# AIM OF THE TASK:
Separate out the lines that hold "Audio".

# DATA RECORDS:
++++++
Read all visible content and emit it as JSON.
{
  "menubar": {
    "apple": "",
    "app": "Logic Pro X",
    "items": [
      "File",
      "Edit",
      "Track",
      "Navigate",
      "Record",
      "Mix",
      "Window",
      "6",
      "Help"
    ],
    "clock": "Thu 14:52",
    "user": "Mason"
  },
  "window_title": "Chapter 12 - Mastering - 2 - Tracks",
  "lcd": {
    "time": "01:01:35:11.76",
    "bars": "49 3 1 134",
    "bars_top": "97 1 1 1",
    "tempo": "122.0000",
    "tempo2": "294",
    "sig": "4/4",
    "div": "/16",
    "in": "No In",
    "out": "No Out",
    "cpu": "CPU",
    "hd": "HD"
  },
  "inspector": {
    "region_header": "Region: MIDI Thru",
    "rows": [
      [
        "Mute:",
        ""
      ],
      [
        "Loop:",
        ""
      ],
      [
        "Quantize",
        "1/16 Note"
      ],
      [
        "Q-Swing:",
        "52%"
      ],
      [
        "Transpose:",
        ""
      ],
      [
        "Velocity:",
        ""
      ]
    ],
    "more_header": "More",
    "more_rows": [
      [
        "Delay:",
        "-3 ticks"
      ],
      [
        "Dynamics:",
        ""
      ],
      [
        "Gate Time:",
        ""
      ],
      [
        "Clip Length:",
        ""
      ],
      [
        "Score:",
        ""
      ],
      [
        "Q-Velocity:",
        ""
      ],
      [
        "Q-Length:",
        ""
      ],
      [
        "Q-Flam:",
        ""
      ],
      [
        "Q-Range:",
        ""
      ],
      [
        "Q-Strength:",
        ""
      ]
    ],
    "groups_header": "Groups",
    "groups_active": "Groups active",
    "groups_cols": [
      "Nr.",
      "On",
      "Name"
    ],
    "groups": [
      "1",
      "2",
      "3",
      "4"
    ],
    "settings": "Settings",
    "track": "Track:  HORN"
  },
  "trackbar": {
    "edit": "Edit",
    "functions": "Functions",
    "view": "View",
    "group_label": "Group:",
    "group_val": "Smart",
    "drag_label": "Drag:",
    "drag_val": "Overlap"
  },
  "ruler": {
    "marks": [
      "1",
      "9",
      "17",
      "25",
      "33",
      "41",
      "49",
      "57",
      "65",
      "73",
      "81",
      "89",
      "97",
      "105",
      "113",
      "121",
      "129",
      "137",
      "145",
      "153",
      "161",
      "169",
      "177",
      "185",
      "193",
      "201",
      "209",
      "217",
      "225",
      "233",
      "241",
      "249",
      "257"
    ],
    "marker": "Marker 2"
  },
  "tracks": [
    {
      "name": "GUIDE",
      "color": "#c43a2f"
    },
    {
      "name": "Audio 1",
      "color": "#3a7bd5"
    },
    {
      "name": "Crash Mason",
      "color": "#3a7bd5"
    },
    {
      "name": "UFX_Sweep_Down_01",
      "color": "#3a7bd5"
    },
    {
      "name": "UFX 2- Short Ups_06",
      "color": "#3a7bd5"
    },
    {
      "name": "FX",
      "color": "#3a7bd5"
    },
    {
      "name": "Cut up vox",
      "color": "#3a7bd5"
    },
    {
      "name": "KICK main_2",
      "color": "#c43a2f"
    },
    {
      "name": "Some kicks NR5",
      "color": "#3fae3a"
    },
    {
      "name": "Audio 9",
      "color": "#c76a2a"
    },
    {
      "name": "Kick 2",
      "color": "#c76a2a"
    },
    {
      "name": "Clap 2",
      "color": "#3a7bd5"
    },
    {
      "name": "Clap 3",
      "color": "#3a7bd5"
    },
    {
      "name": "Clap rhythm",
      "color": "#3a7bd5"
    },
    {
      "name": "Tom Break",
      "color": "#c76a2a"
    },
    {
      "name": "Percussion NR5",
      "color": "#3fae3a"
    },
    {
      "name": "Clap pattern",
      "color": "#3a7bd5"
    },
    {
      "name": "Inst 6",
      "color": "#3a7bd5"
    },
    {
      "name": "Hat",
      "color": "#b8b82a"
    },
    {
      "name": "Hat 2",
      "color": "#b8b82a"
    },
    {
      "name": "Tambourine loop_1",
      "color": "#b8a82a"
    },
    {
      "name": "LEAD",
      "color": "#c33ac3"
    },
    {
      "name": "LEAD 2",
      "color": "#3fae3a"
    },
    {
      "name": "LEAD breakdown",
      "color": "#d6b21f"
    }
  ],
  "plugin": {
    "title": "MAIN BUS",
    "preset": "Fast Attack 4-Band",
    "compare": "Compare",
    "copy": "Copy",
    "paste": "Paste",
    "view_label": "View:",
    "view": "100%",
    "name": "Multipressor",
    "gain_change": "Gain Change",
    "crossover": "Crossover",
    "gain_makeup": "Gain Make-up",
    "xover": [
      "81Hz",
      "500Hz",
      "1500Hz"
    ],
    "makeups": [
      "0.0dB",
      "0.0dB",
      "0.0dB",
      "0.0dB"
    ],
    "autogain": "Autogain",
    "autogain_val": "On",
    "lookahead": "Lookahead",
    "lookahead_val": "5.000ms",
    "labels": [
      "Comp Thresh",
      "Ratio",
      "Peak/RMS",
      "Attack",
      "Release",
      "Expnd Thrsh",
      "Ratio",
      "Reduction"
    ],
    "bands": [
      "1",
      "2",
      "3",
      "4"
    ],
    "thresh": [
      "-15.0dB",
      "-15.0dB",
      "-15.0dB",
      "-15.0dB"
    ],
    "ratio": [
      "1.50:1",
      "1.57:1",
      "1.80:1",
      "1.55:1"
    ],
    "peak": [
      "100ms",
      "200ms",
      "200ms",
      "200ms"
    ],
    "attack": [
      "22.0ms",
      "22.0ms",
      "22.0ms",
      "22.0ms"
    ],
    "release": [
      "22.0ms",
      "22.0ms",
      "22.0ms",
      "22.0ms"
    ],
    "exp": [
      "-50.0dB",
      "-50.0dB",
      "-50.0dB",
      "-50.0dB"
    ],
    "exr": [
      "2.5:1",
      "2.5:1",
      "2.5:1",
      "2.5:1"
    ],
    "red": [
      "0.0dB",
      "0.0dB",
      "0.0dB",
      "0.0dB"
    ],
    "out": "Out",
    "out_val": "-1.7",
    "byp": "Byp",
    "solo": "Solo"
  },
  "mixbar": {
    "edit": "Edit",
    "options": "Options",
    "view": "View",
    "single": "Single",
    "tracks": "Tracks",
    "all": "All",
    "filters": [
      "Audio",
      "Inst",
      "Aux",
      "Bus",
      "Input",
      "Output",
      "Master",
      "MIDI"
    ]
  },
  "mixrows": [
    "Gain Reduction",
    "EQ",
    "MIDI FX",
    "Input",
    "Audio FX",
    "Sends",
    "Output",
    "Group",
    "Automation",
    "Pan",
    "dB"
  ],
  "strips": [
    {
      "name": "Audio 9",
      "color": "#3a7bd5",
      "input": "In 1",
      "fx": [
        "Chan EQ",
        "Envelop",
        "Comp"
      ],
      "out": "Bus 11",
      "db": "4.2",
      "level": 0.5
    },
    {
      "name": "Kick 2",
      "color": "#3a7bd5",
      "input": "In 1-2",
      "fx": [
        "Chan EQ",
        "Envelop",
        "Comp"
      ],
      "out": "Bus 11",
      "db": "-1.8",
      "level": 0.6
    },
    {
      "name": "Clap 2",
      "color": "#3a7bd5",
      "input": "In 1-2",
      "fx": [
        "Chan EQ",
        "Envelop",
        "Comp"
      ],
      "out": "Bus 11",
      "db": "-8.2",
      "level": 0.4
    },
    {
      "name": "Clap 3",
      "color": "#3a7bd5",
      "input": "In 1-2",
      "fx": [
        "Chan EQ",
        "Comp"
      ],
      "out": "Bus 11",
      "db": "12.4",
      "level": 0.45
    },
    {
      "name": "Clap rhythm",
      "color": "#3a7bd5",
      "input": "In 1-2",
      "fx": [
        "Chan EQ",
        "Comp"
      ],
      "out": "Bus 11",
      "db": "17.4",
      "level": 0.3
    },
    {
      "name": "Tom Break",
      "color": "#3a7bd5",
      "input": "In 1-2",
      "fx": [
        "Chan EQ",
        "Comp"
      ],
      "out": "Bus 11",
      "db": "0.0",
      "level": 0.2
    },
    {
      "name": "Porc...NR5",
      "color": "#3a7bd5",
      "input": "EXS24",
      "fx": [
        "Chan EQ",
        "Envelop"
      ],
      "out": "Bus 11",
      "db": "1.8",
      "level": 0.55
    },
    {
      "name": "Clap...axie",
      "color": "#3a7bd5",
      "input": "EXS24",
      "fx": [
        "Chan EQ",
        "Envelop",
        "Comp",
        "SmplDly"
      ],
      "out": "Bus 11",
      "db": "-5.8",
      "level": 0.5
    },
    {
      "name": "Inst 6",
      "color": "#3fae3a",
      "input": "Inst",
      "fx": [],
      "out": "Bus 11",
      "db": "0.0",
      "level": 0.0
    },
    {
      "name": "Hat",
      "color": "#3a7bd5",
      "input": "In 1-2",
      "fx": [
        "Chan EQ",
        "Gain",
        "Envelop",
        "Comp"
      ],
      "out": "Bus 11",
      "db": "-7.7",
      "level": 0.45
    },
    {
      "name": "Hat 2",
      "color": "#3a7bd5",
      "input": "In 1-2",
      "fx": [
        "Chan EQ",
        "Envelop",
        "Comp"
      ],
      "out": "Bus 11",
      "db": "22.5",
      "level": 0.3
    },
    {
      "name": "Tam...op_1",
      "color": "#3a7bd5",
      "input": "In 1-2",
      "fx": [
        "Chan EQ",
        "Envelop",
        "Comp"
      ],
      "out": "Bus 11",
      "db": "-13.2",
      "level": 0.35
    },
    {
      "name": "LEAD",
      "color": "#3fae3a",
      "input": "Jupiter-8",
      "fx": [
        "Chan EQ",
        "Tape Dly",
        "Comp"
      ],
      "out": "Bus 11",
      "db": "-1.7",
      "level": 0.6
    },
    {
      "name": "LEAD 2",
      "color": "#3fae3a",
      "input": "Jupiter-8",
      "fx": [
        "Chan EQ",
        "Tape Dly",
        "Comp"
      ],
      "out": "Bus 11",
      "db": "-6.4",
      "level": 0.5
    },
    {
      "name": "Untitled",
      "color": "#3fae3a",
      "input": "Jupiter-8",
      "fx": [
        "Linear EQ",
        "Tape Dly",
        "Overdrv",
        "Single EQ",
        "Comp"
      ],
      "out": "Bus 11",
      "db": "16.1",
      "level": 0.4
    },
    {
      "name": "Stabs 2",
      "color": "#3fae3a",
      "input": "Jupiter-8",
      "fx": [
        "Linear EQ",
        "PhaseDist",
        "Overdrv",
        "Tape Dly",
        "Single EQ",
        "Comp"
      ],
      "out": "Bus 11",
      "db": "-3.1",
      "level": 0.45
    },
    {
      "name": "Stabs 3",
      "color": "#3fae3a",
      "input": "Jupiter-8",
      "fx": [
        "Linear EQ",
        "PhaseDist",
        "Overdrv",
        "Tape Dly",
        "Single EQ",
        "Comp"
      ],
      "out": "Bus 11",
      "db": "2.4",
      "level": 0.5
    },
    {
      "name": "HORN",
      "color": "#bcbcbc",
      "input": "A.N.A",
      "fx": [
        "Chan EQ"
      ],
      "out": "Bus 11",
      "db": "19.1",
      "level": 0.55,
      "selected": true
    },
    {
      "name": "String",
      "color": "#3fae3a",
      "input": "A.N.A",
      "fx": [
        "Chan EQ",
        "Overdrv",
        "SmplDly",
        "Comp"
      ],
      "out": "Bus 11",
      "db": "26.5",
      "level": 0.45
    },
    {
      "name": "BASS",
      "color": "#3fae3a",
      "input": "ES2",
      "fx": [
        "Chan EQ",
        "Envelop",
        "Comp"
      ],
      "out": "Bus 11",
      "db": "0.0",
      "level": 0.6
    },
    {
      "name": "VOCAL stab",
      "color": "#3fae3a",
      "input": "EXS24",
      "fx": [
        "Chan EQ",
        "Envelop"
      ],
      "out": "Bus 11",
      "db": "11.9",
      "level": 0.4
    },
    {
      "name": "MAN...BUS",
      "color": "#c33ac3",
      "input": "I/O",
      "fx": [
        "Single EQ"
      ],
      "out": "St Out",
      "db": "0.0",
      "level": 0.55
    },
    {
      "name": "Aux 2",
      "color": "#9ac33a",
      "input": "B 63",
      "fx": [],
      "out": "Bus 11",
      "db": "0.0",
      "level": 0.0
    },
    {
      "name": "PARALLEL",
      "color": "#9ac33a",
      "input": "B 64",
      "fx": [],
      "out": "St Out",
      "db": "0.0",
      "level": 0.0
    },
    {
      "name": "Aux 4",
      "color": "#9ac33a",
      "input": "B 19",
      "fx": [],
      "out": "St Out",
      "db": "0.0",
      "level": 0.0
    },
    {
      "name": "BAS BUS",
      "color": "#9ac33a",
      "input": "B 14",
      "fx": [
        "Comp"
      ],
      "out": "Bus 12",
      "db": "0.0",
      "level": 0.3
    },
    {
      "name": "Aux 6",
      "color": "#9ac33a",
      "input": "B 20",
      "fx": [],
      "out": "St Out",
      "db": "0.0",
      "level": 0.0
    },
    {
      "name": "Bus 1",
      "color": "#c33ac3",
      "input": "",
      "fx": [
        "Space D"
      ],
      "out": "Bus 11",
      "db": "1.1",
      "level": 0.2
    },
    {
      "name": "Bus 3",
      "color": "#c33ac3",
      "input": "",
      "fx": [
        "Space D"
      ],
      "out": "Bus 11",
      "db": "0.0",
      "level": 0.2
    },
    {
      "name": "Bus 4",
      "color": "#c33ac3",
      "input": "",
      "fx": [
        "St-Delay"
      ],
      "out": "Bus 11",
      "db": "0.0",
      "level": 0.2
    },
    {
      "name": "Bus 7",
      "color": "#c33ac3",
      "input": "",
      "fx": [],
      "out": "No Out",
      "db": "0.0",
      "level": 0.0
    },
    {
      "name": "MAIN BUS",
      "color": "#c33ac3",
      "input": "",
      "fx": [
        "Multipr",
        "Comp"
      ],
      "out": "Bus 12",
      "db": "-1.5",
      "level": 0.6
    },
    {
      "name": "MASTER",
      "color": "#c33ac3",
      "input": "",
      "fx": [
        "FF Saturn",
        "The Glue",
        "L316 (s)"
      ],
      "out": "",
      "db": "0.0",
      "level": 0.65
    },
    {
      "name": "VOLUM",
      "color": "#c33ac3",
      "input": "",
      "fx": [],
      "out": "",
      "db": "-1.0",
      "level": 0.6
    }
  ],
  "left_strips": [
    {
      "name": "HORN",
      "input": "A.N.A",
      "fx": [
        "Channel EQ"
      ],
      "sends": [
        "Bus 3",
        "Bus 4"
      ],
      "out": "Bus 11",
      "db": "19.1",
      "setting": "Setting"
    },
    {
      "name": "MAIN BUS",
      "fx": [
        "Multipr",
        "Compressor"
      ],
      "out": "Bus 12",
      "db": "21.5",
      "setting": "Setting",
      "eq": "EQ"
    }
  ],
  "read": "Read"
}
++++++
# TASK OUTPUT:
      "name": "Audio 1",
      "name": "Audio 9",
      "Audio",
    "Audio FX",
      "name": "Audio 9",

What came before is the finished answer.